### WHAT NEEDS TO BE DONE
Reproduce the lines below, replacing "screenshot" with "image" and leaving everything else unchanged. Omit the pictures.
---------- MATERIALS PROVIDED ----------
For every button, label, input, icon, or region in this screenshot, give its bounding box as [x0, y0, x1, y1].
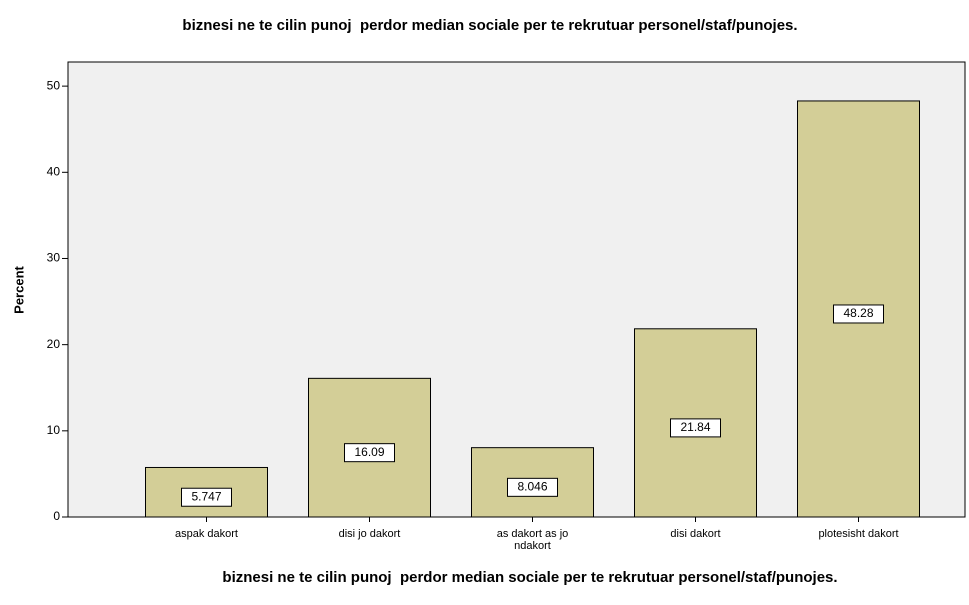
y-tick-label: 30: [47, 251, 61, 265]
chart-title: biznesi ne te cilin punoj perdor median …: [182, 17, 798, 34]
y-axis-label: Percent: [11, 265, 26, 313]
y-tick-label: 20: [47, 337, 61, 351]
value-label-box: [344, 443, 395, 463]
value-label-box: [833, 304, 884, 324]
value-label: 5.747: [191, 489, 221, 503]
value-label: 48.28: [843, 306, 873, 320]
y-tick-label: 40: [47, 164, 61, 178]
value-label: 8.046: [517, 480, 547, 494]
y-tick-label: 50: [47, 78, 61, 92]
value-label: 16.09: [354, 445, 384, 459]
x-tick-label: aspak dakort: [175, 528, 238, 540]
x-tick-label: disi jo dakort: [338, 528, 401, 540]
value-label: 21.84: [680, 420, 710, 434]
y-tick-label: 10: [47, 423, 61, 437]
x-axis-label: biznesi ne te cilin punoj perdor median …: [222, 569, 838, 586]
value-label-box: [670, 418, 721, 438]
value-label-box: [181, 487, 232, 507]
y-tick-label: 0: [53, 509, 60, 523]
x-tick-label: disi dakort: [670, 528, 721, 540]
value-label-box: [507, 477, 558, 497]
x-tick-label: plotesisht dakort: [818, 528, 899, 540]
x-tick-label: as dakort as jo ndakort: [496, 528, 569, 552]
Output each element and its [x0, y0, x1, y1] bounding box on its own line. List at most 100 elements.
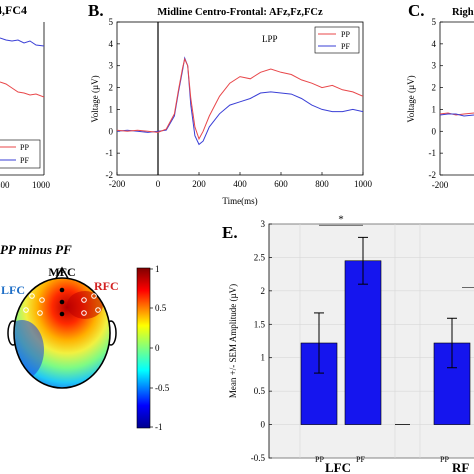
panel-e-bars — [300, 236, 471, 425]
panel-b-ytick-label: 2 — [109, 83, 114, 93]
topomap-mfc-label: MFC — [48, 265, 75, 279]
panel-a-xtick: 800 — [0, 180, 10, 190]
electrode-marker — [23, 307, 29, 313]
panel-a-pf-line — [0, 37, 44, 47]
group-label-rf: RF — [452, 460, 469, 474]
electrode-marker — [91, 293, 97, 299]
topomap-blue-region — [14, 320, 44, 380]
panel-c-ytick-label: 1 — [432, 104, 437, 114]
colorbar-ticks: 1 0.5 0 -0.5 -1 — [150, 264, 170, 432]
panel-d-title: PP minus PF — [0, 242, 72, 257]
panel-b-xtick-label: 600 — [274, 179, 288, 189]
panel-e-ytick-label: 3 — [261, 219, 266, 229]
panel-e-letter: E. — [222, 223, 238, 242]
electrode-marker — [59, 287, 65, 293]
panel-c-ylabel: Voltage (µV) — [406, 75, 416, 122]
panel-e: E. 3 2.5 2 1.5 1 0.5 0 -0.5 * Mean +/- SEM Ampl… — [222, 213, 474, 474]
panel-a-pp-line — [0, 81, 44, 98]
panel-b-ytick-label: 1 — [109, 104, 114, 114]
panel-c-ytick-label: 0 — [432, 126, 437, 136]
panel-a: 4,FC4 PP PF 800 1000 — [0, 3, 51, 190]
panel-a-xtick: 1000 — [32, 180, 51, 190]
electrode-marker — [81, 297, 87, 303]
panel-e-ytick-label: 0 — [261, 420, 266, 430]
electrode-marker — [95, 307, 101, 313]
bar-label-pp-lfc: PP — [315, 455, 324, 464]
electrode-marker — [29, 293, 35, 299]
panel-b-ytick-label: 4 — [109, 39, 114, 49]
panel-e-significance: * — [319, 213, 474, 288]
panel-b-xtick-label: -200 — [109, 179, 126, 189]
panel-e-ytick-label: -0.5 — [251, 453, 266, 463]
panel-c-ticks: 5 4 3 2 1 0 -1 -2 — [429, 17, 443, 180]
panel-b-legend-pp: PP — [341, 30, 350, 39]
panel-e-ytick-label: 2.5 — [254, 252, 266, 262]
electrode-marker — [59, 299, 65, 305]
panel-c-ytick-label: 3 — [432, 61, 437, 71]
panel-c-ytick-label: -2 — [429, 170, 437, 180]
panel-b-xtick-label: 200 — [192, 179, 206, 189]
group-label-lfc: LFC — [325, 460, 351, 474]
panel-c-letter: C. — [408, 1, 425, 20]
panel-b-ticks: -200 0 200 400 600 800 1000 5 4 3 2 1 0 -1 -2 — [106, 17, 373, 189]
electrode-marker — [59, 311, 65, 317]
electrode-layer — [23, 287, 101, 317]
colorbar-tick-label: 0 — [155, 343, 160, 353]
topomap-lfc-label: LFC — [1, 283, 25, 297]
panel-c-ytick-label: 4 — [432, 39, 437, 49]
head-nose — [54, 266, 70, 281]
topomap-rfc-label: RFC — [94, 279, 119, 293]
panel-b-legend-box — [314, 26, 360, 54]
panel-b-pp-line — [117, 57, 363, 141]
panel-b-letter: B. — [88, 1, 104, 20]
colorbar-tick-label: 0.5 — [155, 303, 167, 313]
panel-b-ytick-label: 3 — [109, 61, 114, 71]
panel-c-xtick: -200 — [432, 180, 449, 190]
panel-b-xtick-label: 0 — [156, 179, 161, 189]
panel-a-legend-pp: PP — [20, 143, 29, 152]
panel-c-ytick-label: 5 — [432, 17, 437, 27]
panel-b-xtick-label: 1000 — [354, 179, 373, 189]
panel-b-title: Midline Centro-Frontal: AFz,Fz,FCz — [157, 7, 323, 18]
panel-c-pp-line — [439, 112, 474, 116]
panel-b-xtick-label: 400 — [233, 179, 247, 189]
panel-b-ytick-label: -1 — [106, 148, 114, 158]
panel-b-ytick-label: -2 — [106, 170, 114, 180]
head-outline — [13, 277, 111, 389]
panel-b-xtick-label: 800 — [315, 179, 329, 189]
panel-b-ytick-label: 5 — [109, 17, 114, 27]
colorbar-tick-label: -0.5 — [155, 383, 170, 393]
panel-b-legend-pf: PF — [341, 42, 350, 51]
panel-b-ylabel: Voltage (µV) — [90, 75, 100, 122]
electrode-marker — [81, 310, 87, 316]
panel-c-ytick-label: -1 — [429, 148, 437, 158]
colorbar — [136, 267, 151, 429]
panel-c-title: Righ — [452, 7, 474, 18]
bar-label-pf-lfc: PF — [356, 455, 365, 464]
panel-b-pf-line — [117, 56, 363, 146]
significance-star: * — [338, 213, 344, 225]
bar — [344, 260, 382, 425]
panel-b-ytick-label: 0 — [109, 126, 114, 136]
colorbar-tick-label: 1 — [155, 264, 160, 274]
panel-a-legend-box — [0, 139, 41, 169]
colorbar-tick-label: -1 — [155, 422, 163, 432]
panel-e-ytick-label: 2 — [261, 286, 266, 296]
panel-c-ytick-label: 2 — [432, 83, 437, 93]
panel-c: C. Righ 5 4 3 2 1 0 -1 -2 -200 Voltage (µV) — [406, 1, 474, 190]
panel-d: PP minus PF LFC MFC RFC — [0, 242, 170, 432]
panel-b-xlabel: Time(ms) — [222, 196, 257, 206]
panel-b: B. Midline Centro-Frontal: AFz,Fz,FCz -2… — [88, 1, 373, 206]
panel-e-ytick-label: 1.5 — [254, 319, 266, 329]
panel-c-pf-line — [439, 113, 474, 117]
panel-e-ytick-label: 0.5 — [254, 386, 266, 396]
bar-label-pp-rf: PP — [440, 455, 449, 464]
panel-a-legend-pf: PF — [20, 156, 29, 165]
electrode-marker — [37, 310, 43, 316]
electrode-marker — [39, 297, 45, 303]
panel-e-ytick-label: 1 — [261, 353, 266, 363]
panel-e-ylabel: Mean +/- SEM Amplitude (µV) — [228, 284, 238, 398]
panel-a-title: 4,FC4 — [0, 3, 27, 17]
panel-b-lpp-label: LPP — [262, 34, 278, 44]
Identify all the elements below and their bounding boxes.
----------
### EXERCISE OUTPUT
For every button, label, input, icon, or region in this image, give its bounding box as [x0, y0, x1, y1].
y-tick-label: 30: [47, 251, 61, 265]
chart-title: biznesi ne te cilin punoj perdor median …: [182, 17, 798, 34]
y-axis-label: Percent: [11, 265, 26, 313]
y-tick-label: 20: [47, 337, 61, 351]
value-label-box: [344, 443, 395, 463]
value-label-box: [833, 304, 884, 324]
value-label: 5.747: [191, 489, 221, 503]
value-label: 48.28: [843, 306, 873, 320]
y-tick-label: 40: [47, 164, 61, 178]
value-label: 8.046: [517, 480, 547, 494]
y-tick-label: 50: [47, 78, 61, 92]
value-label: 16.09: [354, 445, 384, 459]
x-tick-label: aspak dakort: [175, 528, 238, 540]
x-tick-label: disi jo dakort: [338, 528, 401, 540]
value-label: 21.84: [680, 420, 710, 434]
y-tick-label: 10: [47, 423, 61, 437]
x-axis-label: biznesi ne te cilin punoj perdor median …: [222, 569, 838, 586]
value-label-box: [670, 418, 721, 438]
value-label-box: [181, 487, 232, 507]
y-tick-label: 0: [53, 509, 60, 523]
x-tick-label: disi dakort: [670, 528, 721, 540]
value-label-box: [507, 477, 558, 497]
x-tick-label: plotesisht dakort: [818, 528, 899, 540]
x-tick-label: as dakort as jo ndakort: [496, 528, 569, 552]
Output each element and its [x0, y0, x1, y1] bounding box on its own line. List at most 100 elements.
panel-e-bars — [300, 236, 471, 425]
panel-b-ytick-label: 2 — [109, 83, 114, 93]
topomap-mfc-label: MFC — [48, 265, 75, 279]
panel-a-xtick: 800 — [0, 180, 10, 190]
electrode-marker — [23, 307, 29, 313]
panel-a-pf-line — [0, 37, 44, 47]
group-label-rf: RF — [452, 460, 469, 474]
electrode-marker — [91, 293, 97, 299]
topomap-blue-region — [14, 320, 44, 380]
panel-c-ytick-label: 1 — [432, 104, 437, 114]
colorbar-ticks: 1 0.5 0 -0.5 -1 — [150, 264, 170, 432]
panel-d-title: PP minus PF — [0, 242, 72, 257]
panel-b-xtick-label: 600 — [274, 179, 288, 189]
panel-e-ytick-label: 3 — [261, 219, 266, 229]
panel-e-letter: E. — [222, 223, 238, 242]
electrode-marker — [59, 287, 65, 293]
panel-c-ylabel: Voltage (µV) — [406, 75, 416, 122]
panel-e: E. 3 2.5 2 1.5 1 0.5 0 -0.5 * Mean +/- SEM Ampl… — [222, 213, 474, 474]
panel-a-pp-line — [0, 81, 44, 98]
panel-b-ytick-label: 1 — [109, 104, 114, 114]
panel-c-ytick-label: 0 — [432, 126, 437, 136]
panel-a: 4,FC4 PP PF 800 1000 — [0, 3, 51, 190]
panel-a-xtick: 1000 — [32, 180, 51, 190]
electrode-marker — [81, 297, 87, 303]
panel-e-ytick-label: 0 — [261, 420, 266, 430]
electrode-marker — [95, 307, 101, 313]
bar-label-pp-lfc: PP — [315, 455, 324, 464]
electrode-marker — [29, 293, 35, 299]
panel-b-ytick-label: 4 — [109, 39, 114, 49]
panel-e-significance: * — [319, 213, 474, 288]
panel-b-xtick-label: -200 — [109, 179, 126, 189]
panel-e-ytick-label: -0.5 — [251, 453, 266, 463]
panel-c-ticks: 5 4 3 2 1 0 -1 -2 — [429, 17, 443, 180]
panel-b-legend-pp: PP — [341, 30, 350, 39]
panel-e-ytick-label: 2.5 — [254, 252, 266, 262]
electrode-marker — [59, 299, 65, 305]
panel-c-ytick-label: 3 — [432, 61, 437, 71]
panel-c-ytick-label: -2 — [429, 170, 437, 180]
panel-b-xtick-label: 200 — [192, 179, 206, 189]
group-label-lfc: LFC — [325, 460, 351, 474]
panel-c-letter: C. — [408, 1, 425, 20]
panel-b-ticks: -200 0 200 400 600 800 1000 5 4 3 2 1 0 -1 -2 — [106, 17, 373, 189]
electrode-marker — [59, 311, 65, 317]
electrode-layer — [23, 287, 101, 317]
colorbar-tick-label: 0 — [155, 343, 160, 353]
topomap-lfc-label: LFC — [1, 283, 25, 297]
panel-c-ytick-label: 4 — [432, 39, 437, 49]
head-nose — [54, 266, 70, 281]
topomap-rfc-label: RFC — [94, 279, 119, 293]
panel-b-legend-box — [314, 26, 360, 54]
panel-b-pp-line — [117, 57, 363, 141]
panel-b-letter: B. — [88, 1, 104, 20]
colorbar-tick-label: 0.5 — [155, 303, 167, 313]
panel-b-ytick-label: 3 — [109, 61, 114, 71]
panel-c-xtick: -200 — [432, 180, 449, 190]
panel-b-xtick-label: 0 — [156, 179, 161, 189]
panel-a-legend-pp: PP — [20, 143, 29, 152]
panel-c-ytick-label: 5 — [432, 17, 437, 27]
panel-b-xtick-label: 1000 — [354, 179, 373, 189]
panel-b-title: Midline Centro-Frontal: AFz,Fz,FCz — [157, 7, 323, 18]
panel-c-pp-line — [439, 112, 474, 116]
panel-b-xtick-label: 400 — [233, 179, 247, 189]
panel-b-ytick-label: -1 — [106, 148, 114, 158]
panel-b-ytick-label: -2 — [106, 170, 114, 180]
head-outline — [13, 277, 111, 389]
panel-b-xtick-label: 800 — [315, 179, 329, 189]
panel-b-ytick-label: 5 — [109, 17, 114, 27]
colorbar-tick-label: -0.5 — [155, 383, 170, 393]
panel-b-legend-pf: PF — [341, 42, 350, 51]
panel-b-ylabel: Voltage (µV) — [90, 75, 100, 122]
electrode-marker — [81, 310, 87, 316]
panel-c-ytick-label: -1 — [429, 148, 437, 158]
colorbar — [136, 267, 151, 429]
panel-c-title: Righ — [452, 7, 474, 18]
bar-label-pf-lfc: PF — [356, 455, 365, 464]
panel-b-pf-line — [117, 56, 363, 146]
significance-star: * — [338, 213, 344, 225]
bar — [344, 260, 382, 425]
panel-b-ytick-label: 0 — [109, 126, 114, 136]
colorbar-tick-label: 1 — [155, 264, 160, 274]
panel-a-legend-box — [0, 139, 41, 169]
colorbar-tick-label: -1 — [155, 422, 163, 432]
panel-e-ytick-label: 2 — [261, 286, 266, 296]
panel-c-ytick-label: 2 — [432, 83, 437, 93]
panel-c: C. Righ 5 4 3 2 1 0 -1 -2 -200 Voltage (µV) — [406, 1, 474, 190]
panel-d: PP minus PF LFC MFC RFC — [0, 242, 170, 432]
panel-b-xlabel: Time(ms) — [222, 196, 257, 206]
panel-b: B. Midline Centro-Frontal: AFz,Fz,FCz -2… — [88, 1, 373, 206]
panel-e-ytick-label: 1.5 — [254, 319, 266, 329]
panel-c-pf-line — [439, 113, 474, 117]
panel-e-ytick-label: 0.5 — [254, 386, 266, 396]
bar-label-pp-rf: PP — [440, 455, 449, 464]
panel-a-legend-pf: PF — [20, 156, 29, 165]
electrode-marker — [37, 310, 43, 316]
electrode-marker — [39, 297, 45, 303]
panel-e-ytick-label: 1 — [261, 353, 266, 363]
panel-e-ylabel: Mean +/- SEM Amplitude (µV) — [228, 284, 238, 398]
panel-a-title: 4,FC4 — [0, 3, 27, 17]
panel-b-lpp-label: LPP — [262, 34, 278, 44]
Identify all the elements below and their bounding boxes.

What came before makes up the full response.